**Data excerpts**

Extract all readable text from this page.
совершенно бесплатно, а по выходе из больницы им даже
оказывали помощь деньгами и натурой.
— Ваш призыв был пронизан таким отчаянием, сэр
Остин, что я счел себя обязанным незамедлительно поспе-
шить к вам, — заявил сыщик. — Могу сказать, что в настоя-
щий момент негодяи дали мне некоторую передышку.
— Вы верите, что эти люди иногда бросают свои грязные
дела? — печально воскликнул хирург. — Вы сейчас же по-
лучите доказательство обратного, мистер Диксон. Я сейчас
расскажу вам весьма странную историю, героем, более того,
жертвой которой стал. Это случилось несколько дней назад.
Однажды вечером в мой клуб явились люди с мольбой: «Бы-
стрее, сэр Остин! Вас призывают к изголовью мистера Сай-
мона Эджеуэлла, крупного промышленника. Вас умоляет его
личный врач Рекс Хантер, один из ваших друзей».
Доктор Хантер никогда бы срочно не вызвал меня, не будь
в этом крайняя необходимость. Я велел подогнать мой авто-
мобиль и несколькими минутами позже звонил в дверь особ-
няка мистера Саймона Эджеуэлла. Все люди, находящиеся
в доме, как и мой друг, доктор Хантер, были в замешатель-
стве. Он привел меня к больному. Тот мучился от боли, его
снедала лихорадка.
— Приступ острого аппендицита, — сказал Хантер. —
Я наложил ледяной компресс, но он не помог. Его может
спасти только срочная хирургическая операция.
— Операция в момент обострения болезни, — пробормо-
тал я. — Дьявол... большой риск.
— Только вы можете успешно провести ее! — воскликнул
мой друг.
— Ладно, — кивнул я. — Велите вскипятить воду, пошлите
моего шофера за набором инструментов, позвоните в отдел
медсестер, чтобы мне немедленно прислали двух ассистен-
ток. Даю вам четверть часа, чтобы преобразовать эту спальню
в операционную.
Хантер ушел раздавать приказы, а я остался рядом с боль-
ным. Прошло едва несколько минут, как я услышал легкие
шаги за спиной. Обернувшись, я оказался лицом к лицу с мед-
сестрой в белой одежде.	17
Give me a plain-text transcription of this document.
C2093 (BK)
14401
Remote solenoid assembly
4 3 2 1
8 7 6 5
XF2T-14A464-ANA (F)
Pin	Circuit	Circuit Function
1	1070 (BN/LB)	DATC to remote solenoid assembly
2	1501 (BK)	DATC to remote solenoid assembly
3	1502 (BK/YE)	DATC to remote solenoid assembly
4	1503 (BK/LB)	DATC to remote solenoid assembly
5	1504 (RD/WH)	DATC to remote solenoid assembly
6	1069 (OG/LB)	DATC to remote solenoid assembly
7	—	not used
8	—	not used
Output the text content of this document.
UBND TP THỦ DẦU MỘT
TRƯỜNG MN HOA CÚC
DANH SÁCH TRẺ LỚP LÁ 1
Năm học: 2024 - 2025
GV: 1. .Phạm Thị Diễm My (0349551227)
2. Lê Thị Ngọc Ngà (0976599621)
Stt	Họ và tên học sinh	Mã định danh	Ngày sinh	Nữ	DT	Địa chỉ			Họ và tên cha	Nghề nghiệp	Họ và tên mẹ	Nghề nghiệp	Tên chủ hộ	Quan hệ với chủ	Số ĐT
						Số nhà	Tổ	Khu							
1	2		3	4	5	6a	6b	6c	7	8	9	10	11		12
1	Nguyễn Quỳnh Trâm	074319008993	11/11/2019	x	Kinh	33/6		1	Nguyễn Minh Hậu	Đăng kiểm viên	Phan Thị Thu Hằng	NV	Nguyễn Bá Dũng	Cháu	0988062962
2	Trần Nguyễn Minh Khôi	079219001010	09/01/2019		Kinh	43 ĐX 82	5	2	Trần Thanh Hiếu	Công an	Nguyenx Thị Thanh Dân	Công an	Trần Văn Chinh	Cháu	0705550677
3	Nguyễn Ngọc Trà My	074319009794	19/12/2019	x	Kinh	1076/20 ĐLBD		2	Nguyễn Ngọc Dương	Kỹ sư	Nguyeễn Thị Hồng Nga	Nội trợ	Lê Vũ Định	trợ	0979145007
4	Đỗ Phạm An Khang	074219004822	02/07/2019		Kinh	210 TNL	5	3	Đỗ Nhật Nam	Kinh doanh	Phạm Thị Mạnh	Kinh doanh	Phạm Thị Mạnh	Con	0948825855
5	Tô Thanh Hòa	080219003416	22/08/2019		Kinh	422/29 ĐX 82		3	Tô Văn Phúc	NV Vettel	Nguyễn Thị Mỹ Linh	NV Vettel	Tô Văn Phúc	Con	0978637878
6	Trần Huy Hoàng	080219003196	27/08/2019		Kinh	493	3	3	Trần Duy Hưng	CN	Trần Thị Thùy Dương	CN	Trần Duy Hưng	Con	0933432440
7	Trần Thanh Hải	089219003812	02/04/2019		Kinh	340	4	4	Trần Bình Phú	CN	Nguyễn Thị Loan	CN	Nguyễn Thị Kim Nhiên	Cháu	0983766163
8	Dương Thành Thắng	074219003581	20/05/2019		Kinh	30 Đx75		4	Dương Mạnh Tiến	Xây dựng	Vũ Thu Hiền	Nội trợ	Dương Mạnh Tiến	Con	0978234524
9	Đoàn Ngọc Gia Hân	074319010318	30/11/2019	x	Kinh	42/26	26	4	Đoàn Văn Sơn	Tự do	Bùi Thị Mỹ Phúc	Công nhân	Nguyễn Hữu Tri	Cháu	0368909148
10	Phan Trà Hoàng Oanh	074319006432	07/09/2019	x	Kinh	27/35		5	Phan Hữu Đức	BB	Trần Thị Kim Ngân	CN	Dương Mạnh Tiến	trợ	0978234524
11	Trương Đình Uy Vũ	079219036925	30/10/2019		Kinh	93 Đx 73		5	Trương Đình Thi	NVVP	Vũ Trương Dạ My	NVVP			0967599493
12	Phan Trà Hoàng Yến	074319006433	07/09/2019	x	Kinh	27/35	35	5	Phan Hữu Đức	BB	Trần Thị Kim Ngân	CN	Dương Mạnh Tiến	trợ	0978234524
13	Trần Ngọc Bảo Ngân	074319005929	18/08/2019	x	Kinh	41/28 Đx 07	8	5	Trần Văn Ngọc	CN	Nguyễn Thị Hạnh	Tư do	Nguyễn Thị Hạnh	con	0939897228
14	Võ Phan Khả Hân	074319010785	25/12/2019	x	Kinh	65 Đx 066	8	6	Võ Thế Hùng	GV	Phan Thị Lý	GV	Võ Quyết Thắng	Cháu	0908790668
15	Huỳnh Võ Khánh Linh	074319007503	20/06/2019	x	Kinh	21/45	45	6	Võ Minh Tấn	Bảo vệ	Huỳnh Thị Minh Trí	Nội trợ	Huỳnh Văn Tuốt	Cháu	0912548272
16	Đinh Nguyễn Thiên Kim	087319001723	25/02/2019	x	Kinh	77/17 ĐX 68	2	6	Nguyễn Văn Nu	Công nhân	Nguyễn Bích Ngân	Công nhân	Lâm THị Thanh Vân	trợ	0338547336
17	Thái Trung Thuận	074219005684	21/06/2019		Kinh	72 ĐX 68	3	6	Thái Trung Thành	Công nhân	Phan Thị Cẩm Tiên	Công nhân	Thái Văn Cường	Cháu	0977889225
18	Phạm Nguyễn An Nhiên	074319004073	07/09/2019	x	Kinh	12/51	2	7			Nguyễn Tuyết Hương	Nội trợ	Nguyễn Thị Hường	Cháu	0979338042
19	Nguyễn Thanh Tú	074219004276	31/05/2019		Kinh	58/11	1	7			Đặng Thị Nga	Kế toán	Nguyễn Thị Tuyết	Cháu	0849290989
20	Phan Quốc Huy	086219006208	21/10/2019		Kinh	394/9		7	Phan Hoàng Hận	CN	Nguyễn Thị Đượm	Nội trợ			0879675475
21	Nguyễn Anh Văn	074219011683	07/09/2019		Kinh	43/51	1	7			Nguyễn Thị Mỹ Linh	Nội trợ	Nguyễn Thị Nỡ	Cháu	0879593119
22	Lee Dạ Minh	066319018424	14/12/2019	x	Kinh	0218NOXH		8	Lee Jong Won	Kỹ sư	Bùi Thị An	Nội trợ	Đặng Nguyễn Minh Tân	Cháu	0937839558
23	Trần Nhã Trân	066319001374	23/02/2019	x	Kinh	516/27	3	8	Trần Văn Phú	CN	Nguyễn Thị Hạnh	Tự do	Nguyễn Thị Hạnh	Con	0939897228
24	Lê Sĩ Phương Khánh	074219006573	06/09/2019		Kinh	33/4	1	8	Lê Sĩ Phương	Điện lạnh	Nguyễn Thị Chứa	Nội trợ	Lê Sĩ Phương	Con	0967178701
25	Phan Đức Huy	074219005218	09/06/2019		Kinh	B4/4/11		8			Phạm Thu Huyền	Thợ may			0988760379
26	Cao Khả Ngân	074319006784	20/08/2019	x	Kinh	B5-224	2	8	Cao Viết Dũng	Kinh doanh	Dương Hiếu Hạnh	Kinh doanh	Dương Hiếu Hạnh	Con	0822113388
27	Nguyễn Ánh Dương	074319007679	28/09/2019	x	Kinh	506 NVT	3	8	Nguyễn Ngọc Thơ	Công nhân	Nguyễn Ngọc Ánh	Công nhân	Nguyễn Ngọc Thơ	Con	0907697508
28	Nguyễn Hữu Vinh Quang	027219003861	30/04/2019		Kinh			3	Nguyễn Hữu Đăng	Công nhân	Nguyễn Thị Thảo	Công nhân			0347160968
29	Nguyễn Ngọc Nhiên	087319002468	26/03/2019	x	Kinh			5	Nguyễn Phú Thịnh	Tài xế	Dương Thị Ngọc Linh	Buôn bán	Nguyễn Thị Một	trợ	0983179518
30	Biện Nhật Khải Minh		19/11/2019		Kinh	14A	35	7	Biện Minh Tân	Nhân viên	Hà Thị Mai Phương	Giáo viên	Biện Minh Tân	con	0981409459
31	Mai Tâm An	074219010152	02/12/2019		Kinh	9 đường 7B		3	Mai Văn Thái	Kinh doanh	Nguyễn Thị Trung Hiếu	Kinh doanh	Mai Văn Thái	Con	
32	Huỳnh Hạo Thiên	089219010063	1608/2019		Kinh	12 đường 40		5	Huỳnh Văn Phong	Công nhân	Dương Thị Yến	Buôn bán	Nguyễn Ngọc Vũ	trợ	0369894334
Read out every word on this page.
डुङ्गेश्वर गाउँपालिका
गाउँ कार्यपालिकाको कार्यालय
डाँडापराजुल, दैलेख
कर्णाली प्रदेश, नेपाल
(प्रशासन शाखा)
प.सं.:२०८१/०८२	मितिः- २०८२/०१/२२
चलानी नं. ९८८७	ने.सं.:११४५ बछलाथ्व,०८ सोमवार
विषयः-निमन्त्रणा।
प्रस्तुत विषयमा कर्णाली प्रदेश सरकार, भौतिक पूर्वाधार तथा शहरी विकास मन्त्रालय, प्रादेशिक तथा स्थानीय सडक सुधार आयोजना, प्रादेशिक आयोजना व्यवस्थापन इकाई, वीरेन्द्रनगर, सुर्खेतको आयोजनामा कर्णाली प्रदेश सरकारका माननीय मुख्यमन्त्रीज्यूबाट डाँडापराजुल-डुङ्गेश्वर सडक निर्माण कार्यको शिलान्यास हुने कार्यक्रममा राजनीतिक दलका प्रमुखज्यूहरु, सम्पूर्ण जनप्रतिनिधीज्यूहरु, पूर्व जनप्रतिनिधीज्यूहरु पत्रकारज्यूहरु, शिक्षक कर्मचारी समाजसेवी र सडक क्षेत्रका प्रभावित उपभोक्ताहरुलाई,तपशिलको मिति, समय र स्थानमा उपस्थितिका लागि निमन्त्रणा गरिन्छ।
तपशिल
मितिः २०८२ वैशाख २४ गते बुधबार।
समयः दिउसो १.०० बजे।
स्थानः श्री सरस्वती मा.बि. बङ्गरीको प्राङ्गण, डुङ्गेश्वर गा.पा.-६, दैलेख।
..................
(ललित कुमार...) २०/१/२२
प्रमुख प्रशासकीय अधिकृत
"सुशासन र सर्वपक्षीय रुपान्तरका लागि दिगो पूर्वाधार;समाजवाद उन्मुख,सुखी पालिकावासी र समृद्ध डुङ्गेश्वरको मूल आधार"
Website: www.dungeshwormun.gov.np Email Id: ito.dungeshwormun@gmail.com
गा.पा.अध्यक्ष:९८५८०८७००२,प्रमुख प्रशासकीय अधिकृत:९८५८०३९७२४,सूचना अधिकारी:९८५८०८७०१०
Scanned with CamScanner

**Problem requirements**
List the lines of the entries that include "Thiên".

**Complete answer**
16	Đinh Nguyễn Thiên Kim	087319001723	25/02/2019	x	Kinh	77/17 ĐX 68	2	6	Nguyễn Văn Nu	Công nhân	Nguyễn Bích Ngân	Công nhân	Lâm THị Thanh Vân	trợ	0338547336
32	Huỳnh Hạo Thiên	089219010063	1608/2019		Kinh	12 đường 40		5	Huỳnh Văn Phong	Công nhân	Dương Thị Yến	Buôn bán	Nguyễn Ngọc Vũ	trợ	0369894334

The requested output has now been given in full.